--- Information provided ---
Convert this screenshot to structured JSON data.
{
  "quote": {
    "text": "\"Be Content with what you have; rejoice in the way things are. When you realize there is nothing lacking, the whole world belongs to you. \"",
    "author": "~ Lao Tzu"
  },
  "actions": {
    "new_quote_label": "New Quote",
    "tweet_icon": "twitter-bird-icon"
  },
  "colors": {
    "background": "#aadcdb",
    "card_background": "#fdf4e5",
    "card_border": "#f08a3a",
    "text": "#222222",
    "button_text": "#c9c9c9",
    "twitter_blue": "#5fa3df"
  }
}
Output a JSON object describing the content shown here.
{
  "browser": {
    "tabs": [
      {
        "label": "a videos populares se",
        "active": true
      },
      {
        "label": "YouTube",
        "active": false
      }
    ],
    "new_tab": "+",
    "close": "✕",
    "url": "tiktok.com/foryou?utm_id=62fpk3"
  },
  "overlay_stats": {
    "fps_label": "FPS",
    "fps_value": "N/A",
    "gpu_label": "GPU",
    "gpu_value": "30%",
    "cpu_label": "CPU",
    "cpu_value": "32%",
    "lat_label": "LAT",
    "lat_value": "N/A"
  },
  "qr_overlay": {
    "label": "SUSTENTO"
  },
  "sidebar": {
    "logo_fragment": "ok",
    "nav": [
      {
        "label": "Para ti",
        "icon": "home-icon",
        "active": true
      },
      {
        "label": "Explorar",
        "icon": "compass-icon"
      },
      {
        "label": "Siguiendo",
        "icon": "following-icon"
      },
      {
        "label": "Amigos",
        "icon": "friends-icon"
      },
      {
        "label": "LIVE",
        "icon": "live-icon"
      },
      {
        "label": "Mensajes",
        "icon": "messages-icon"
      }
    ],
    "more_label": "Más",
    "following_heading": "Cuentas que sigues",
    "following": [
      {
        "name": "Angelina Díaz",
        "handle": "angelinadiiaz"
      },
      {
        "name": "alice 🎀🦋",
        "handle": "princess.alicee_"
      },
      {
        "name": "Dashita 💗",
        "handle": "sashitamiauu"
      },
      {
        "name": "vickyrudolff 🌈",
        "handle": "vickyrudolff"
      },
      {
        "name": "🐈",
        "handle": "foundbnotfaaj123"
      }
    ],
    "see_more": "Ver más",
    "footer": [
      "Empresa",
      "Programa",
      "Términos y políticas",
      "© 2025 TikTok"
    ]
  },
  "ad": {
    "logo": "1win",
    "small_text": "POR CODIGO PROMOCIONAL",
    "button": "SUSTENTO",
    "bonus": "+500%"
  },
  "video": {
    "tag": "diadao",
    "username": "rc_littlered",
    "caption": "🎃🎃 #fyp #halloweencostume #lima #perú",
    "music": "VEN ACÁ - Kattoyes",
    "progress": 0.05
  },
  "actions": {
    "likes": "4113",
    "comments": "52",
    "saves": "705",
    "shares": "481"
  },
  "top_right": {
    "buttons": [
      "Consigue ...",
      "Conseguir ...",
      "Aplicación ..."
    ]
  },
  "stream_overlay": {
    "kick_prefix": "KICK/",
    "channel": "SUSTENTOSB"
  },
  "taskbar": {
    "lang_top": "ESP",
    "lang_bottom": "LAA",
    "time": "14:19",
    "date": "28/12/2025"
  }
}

--- What the exercise asks ---
Copy all lines of the listing above that contain the string "icon".

--- Worked answer ---
    "tweet_icon": "twitter-bird-icon"
        "icon": "home-icon",
        "icon": "compass-icon"
        "icon": "following-icon"
        "icon": "friends-icon"
        "icon": "live-icon"
        "icon": "messages-icon"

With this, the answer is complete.